• What is required
Output nothing but the number of lines that include the word "Hiſpania".

+--

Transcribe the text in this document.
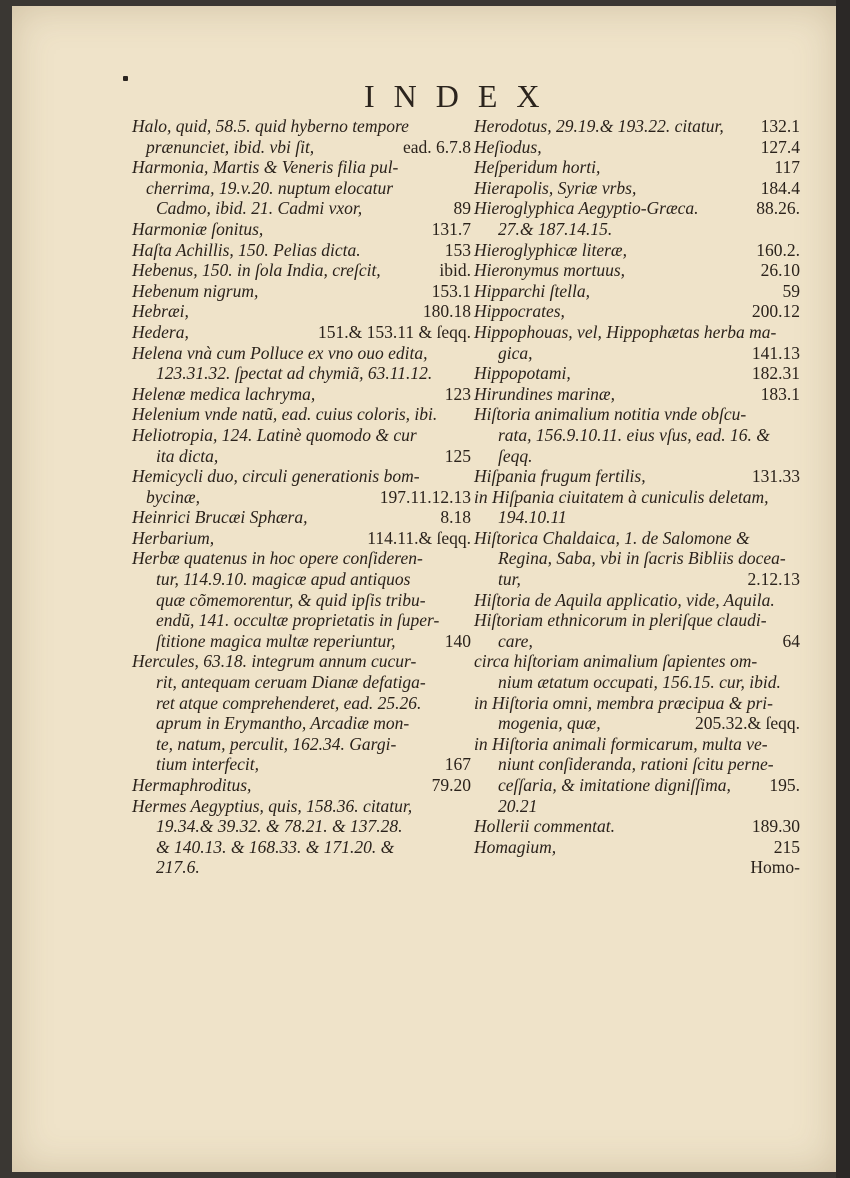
INDEX
Halo, quid, 58.5. quid hyberno tempore
prænunciet, ibid. vbi ſit,	ead. 6.7.8
Harmonia, Martis & Veneris filia pul-
cherrima, 19.v.20. nuptum elocatur
Cadmo, ibid. 21. Cadmi vxor,	89
Harmoniæ ſonitus,	131.7
Haſta Achillis, 150. Pelias dicta.	153
Hebenus, 150. in ſola India, creſcit,	ibid.
Hebenum nigrum,	153.1
Hebræi,	180.18
Hedera,	151.& 153.11 & ſeqq.
Helena vnà cum Polluce ex vno ouo edita,
123.31.32. ſpectat ad chymiã, 63.11.12.
Helenæ medica lachryma,	123
Helenium vnde natũ, ead. cuius coloris, ibi.
Heliotropia, 124. Latinè quomodo & cur
ita dicta,	125
Hemicycli duo, circuli generationis bom-
bycinæ,	197.11.12.13
Heinrici Brucæi Sphæra,	8.18
Herbarium,	114.11.& ſeqq.
Herbæ quatenus in hoc opere conſideren-
tur, 114.9.10. magicæ apud antiquos
quæ cõmemorentur, & quid ipſis tribu-
endũ, 141. occultæ proprietatis in ſuper-
ſtitione magica multæ reperiuntur,	140
Hercules, 63.18. integrum annum cucur-
rit, antequam ceruam Dianæ defatiga-
ret atque comprehenderet, ead. 25.26.
aprum in Erymantho, Arcadiæ mon-
te, natum, perculit, 162.34. Gargi-
tium interfecit,	167
Hermaphroditus,	79.20
Hermes Aegyptius, quis, 158.36. citatur,
19.34.& 39.32. & 78.21. & 137.28.
& 140.13. & 168.33. & 171.20. &
217.6.
Herodotus, 29.19.& 193.22. citatur, 132.1
Heſiodus,	127.4
Heſperidum horti,	117
Hierapolis, Syriæ vrbs,	184.4
Hieroglyphica Aegyptio-Græca.	88.26.
27.& 187.14.15.
Hieroglyphicæ literæ,	160.2.
Hieronymus mortuus,	26.10
Hipparchi ſtella,	59
Hippocrates,	200.12
Hippophouas, vel, Hippophætas herba ma-
gica,	141.13
Hippopotami,	182.31
Hirundines marinæ,	183.1
Hiſtoria animalium notitia vnde obſcu-
rata, 156.9.10.11. eius vſus, ead. 16. &
ſeqq.
Hiſpania frugum fertilis,	131.33
in Hiſpania ciuitatem à cuniculis deletam,
194.10.11
Hiſtorica Chaldaica, 1. de Salomone &
Regina, Saba, vbi in ſacris Bibliis docea-
tur,	2.12.13
Hiſtoria de Aquila applicatio, vide, Aquila.
Hiſtoriam ethnicorum in pleriſque claudi-
care,	64
circa hiſtoriam animalium ſapientes om-
nium ætatum occupati, 156.15. cur, ibid.
in Hiſtoria omni, membra præcipua & pri-
mogenia, quæ,	205.32.& ſeqq.
in Hiſtoria animali formicarum, multa ve-
niunt conſideranda, rationi ſcitu perne-
ceſſaria, & imitatione digniſſima, 195.
20.21
Hollerii commentat.	189.30
Homagium,	215
Homo-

+--

• Solution for this task
2